### STATED EXERCISE
Repeat the whole of the data, keeping every detail the same.

▼

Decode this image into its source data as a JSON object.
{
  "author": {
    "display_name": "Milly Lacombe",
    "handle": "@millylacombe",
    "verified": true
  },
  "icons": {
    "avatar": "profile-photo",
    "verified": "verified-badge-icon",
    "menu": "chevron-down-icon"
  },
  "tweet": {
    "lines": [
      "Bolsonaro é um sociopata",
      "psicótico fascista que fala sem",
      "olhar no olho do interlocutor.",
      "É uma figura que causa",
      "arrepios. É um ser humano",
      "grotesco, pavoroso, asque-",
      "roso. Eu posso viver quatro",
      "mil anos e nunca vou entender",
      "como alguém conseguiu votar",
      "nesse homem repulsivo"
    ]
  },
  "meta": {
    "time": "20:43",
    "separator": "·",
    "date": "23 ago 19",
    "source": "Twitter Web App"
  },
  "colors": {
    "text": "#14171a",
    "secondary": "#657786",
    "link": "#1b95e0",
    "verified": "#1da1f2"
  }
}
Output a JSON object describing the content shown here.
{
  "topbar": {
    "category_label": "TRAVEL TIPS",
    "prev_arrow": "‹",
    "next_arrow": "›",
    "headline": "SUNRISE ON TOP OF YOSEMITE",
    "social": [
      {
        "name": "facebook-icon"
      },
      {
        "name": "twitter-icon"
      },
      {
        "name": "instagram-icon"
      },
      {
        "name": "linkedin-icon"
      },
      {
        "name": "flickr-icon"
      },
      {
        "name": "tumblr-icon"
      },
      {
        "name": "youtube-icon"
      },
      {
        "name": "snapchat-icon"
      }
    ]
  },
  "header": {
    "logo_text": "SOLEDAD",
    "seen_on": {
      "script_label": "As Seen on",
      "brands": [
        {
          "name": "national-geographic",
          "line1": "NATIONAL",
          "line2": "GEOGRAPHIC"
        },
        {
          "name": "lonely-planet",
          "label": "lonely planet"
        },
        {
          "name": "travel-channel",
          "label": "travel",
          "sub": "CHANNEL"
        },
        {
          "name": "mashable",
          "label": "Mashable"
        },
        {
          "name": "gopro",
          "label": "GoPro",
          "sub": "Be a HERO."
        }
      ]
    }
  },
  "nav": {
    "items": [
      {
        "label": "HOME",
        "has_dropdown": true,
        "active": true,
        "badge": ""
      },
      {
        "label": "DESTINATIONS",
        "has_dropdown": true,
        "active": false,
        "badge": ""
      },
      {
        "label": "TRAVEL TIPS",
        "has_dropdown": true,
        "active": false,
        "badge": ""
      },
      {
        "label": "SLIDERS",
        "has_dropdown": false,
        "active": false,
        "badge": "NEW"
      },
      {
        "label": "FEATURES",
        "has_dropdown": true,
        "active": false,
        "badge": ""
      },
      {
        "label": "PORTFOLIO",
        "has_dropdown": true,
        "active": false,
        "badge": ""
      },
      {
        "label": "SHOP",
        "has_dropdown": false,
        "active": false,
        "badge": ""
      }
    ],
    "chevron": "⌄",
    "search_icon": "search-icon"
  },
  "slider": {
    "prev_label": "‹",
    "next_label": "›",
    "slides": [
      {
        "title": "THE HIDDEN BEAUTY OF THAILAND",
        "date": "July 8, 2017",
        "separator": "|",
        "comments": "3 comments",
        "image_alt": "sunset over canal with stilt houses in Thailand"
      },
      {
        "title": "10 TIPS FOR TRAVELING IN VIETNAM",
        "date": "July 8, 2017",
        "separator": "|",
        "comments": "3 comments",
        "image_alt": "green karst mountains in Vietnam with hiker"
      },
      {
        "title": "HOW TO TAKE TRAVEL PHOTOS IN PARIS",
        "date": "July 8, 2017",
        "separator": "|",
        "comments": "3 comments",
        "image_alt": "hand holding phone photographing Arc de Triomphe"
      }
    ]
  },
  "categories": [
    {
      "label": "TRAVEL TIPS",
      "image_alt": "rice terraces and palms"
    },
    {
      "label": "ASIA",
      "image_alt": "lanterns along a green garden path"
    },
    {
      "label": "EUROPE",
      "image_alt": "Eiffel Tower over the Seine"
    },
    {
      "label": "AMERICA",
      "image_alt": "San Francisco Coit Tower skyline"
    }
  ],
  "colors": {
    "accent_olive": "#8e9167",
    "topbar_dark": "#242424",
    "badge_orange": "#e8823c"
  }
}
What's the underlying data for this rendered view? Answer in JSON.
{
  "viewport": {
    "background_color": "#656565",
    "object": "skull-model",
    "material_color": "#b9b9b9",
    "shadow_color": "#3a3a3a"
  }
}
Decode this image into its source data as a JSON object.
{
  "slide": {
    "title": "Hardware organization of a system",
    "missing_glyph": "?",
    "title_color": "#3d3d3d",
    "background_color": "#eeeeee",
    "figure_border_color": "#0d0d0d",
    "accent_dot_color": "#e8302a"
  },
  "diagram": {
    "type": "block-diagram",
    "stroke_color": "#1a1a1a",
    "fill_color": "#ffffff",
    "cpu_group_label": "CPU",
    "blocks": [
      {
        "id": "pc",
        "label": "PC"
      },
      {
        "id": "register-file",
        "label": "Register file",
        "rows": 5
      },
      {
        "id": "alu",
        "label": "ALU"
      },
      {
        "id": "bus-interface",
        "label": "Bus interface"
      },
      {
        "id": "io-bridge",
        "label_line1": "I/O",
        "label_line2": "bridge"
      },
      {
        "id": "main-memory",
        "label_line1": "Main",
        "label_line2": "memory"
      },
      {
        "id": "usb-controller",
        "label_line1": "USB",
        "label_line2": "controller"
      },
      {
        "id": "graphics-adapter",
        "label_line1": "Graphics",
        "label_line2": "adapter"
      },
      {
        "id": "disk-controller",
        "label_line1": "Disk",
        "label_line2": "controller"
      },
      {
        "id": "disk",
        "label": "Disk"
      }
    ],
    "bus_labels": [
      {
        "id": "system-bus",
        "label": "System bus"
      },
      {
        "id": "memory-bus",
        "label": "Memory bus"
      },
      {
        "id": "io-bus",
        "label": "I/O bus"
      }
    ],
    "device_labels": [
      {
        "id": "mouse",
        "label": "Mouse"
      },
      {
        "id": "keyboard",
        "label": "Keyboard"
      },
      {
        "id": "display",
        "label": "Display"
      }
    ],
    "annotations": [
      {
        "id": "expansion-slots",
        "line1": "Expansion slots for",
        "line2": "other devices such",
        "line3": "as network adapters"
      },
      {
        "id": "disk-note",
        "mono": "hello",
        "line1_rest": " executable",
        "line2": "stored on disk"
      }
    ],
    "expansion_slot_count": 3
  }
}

▲

### THE RESULT
Decode this image into its source data as a JSON object.
{
  "author": {
    "display_name": "Milly Lacombe",
    "handle": "@millylacombe",
    "verified": true
  },
  "icons": {
    "avatar": "profile-photo",
    "verified": "verified-badge-icon",
    "menu": "chevron-down-icon"
  },
  "tweet": {
    "lines": [
      "Bolsonaro é um sociopata",
      "psicótico fascista que fala sem",
      "olhar no olho do interlocutor.",
      "É uma figura que causa",
      "arrepios. É um ser humano",
      "grotesco, pavoroso, asque-",
      "roso. Eu posso viver quatro",
      "mil anos e nunca vou entender",
      "como alguém conseguiu votar",
      "nesse homem repulsivo"
    ]
  },
  "meta": {
    "time": "20:43",
    "separator": "·",
    "date": "23 ago 19",
    "source": "Twitter Web App"
  },
  "colors": {
    "text": "#14171a",
    "secondary": "#657786",
    "link": "#1b95e0",
    "verified": "#1da1f2"
  }
}
Output a JSON object describing the content shown here.
{
  "topbar": {
    "category_label": "TRAVEL TIPS",
    "prev_arrow": "‹",
    "next_arrow": "›",
    "headline": "SUNRISE ON TOP OF YOSEMITE",
    "social": [
      {
        "name": "facebook-icon"
      },
      {
        "name": "twitter-icon"
      },
      {
        "name": "instagram-icon"
      },
      {
        "name": "linkedin-icon"
      },
      {
        "name": "flickr-icon"
      },
      {
        "name": "tumblr-icon"
      },
      {
        "name": "youtube-icon"
      },
      {
        "name": "snapchat-icon"
      }
    ]
  },
  "header": {
    "logo_text": "SOLEDAD",
    "seen_on": {
      "script_label": "As Seen on",
      "brands": [
        {
          "name": "national-geographic",
          "line1": "NATIONAL",
          "line2": "GEOGRAPHIC"
        },
        {
          "name": "lonely-planet",
          "label": "lonely planet"
        },
        {
          "name": "travel-channel",
          "label": "travel",
          "sub": "CHANNEL"
        },
        {
          "name": "mashable",
          "label": "Mashable"
        },
        {
          "name": "gopro",
          "label": "GoPro",
          "sub": "Be a HERO."
        }
      ]
    }
  },
  "nav": {
    "items": [
      {
        "label": "HOME",
        "has_dropdown": true,
        "active": true,
        "badge": ""
      },
      {
        "label": "DESTINATIONS",
        "has_dropdown": true,
        "active": false,
        "badge": ""
      },
      {
        "label": "TRAVEL TIPS",
        "has_dropdown": true,
        "active": false,
        "badge": ""
      },
      {
        "label": "SLIDERS",
        "has_dropdown": false,
        "active": false,
        "badge": "NEW"
      },
      {
        "label": "FEATURES",
        "has_dropdown": true,
        "active": false,
        "badge": ""
      },
      {
        "label": "PORTFOLIO",
        "has_dropdown": true,
        "active": false,
        "badge": ""
      },
      {
        "label": "SHOP",
        "has_dropdown": false,
        "active": false,
        "badge": ""
      }
    ],
    "chevron": "⌄",
    "search_icon": "search-icon"
  },
  "slider": {
    "prev_label": "‹",
    "next_label": "›",
    "slides": [
      {
        "title": "THE HIDDEN BEAUTY OF THAILAND",
        "date": "July 8, 2017",
        "separator": "|",
        "comments": "3 comments",
        "image_alt": "sunset over canal with stilt houses in Thailand"
      },
      {
        "title": "10 TIPS FOR TRAVELING IN VIETNAM",
        "date": "July 8, 2017",
        "separator": "|",
        "comments": "3 comments",
        "image_alt": "green karst mountains in Vietnam with hiker"
      },
      {
        "title": "HOW TO TAKE TRAVEL PHOTOS IN PARIS",
        "date": "July 8, 2017",
        "separator": "|",
        "comments": "3 comments",
        "image_alt": "hand holding phone photographing Arc de Triomphe"
      }
    ]
  },
  "categories": [
    {
      "label": "TRAVEL TIPS",
      "image_alt": "rice terraces and palms"
    },
    {
      "label": "ASIA",
      "image_alt": "lanterns along a green garden path"
    },
    {
      "label": "EUROPE",
      "image_alt": "Eiffel Tower over the Seine"
    },
    {
      "label": "AMERICA",
      "image_alt": "San Francisco Coit Tower skyline"
    }
  ],
  "colors": {
    "accent_olive": "#8e9167",
    "topbar_dark": "#242424",
    "badge_orange": "#e8823c"
  }
}
What's the underlying data for this rendered view? Answer in JSON.
{
  "viewport": {
    "background_color": "#656565",
    "object": "skull-model",
    "material_color": "#b9b9b9",
    "shadow_color": "#3a3a3a"
  }
}
Decode this image into its source data as a JSON object.
{
  "slide": {
    "title": "Hardware organization of a system",
    "missing_glyph": "?",
    "title_color": "#3d3d3d",
    "background_color": "#eeeeee",
    "figure_border_color": "#0d0d0d",
    "accent_dot_color": "#e8302a"
  },
  "diagram": {
    "type": "block-diagram",
    "stroke_color": "#1a1a1a",
    "fill_color": "#ffffff",
    "cpu_group_label": "CPU",
    "blocks": [
      {
        "id": "pc",
        "label": "PC"
      },
      {
        "id": "register-file",
        "label": "Register file",
        "rows": 5
      },
      {
        "id": "alu",
        "label": "ALU"
      },
      {
        "id": "bus-interface",
        "label": "Bus interface"
      },
      {
        "id": "io-bridge",
        "label_line1": "I/O",
        "label_line2": "bridge"
      },
      {
        "id": "main-memory",
        "label_line1": "Main",
        "label_line2": "memory"
      },
      {
        "id": "usb-controller",
        "label_line1": "USB",
        "label_line2": "controller"
      },
      {
        "id": "graphics-adapter",
        "label_line1": "Graphics",
        "label_line2": "adapter"
      },
      {
        "id": "disk-controller",
        "label_line1": "Disk",
        "label_line2": "controller"
      },
      {
        "id": "disk",
        "label": "Disk"
      }
    ],
    "bus_labels": [
      {
        "id": "system-bus",
        "label": "System bus"
      },
      {
        "id": "memory-bus",
        "label": "Memory bus"
      },
      {
        "id": "io-bus",
        "label": "I/O bus"
      }
    ],
    "device_labels": [
      {
        "id": "mouse",
        "label": "Mouse"
      },
      {
        "id": "keyboard",
        "label": "Keyboard"
      },
      {
        "id": "display",
        "label": "Display"
      }
    ],
    "annotations": [
      {
        "id": "expansion-slots",
        "line1": "Expansion slots for",
        "line2": "other devices such",
        "line3": "as network adapters"
      },
      {
        "id": "disk-note",
        "mono": "hello",
        "line1_rest": " executable",
        "line2": "stored on disk"
      }
    ],
    "expansion_slot_count": 3
  }
}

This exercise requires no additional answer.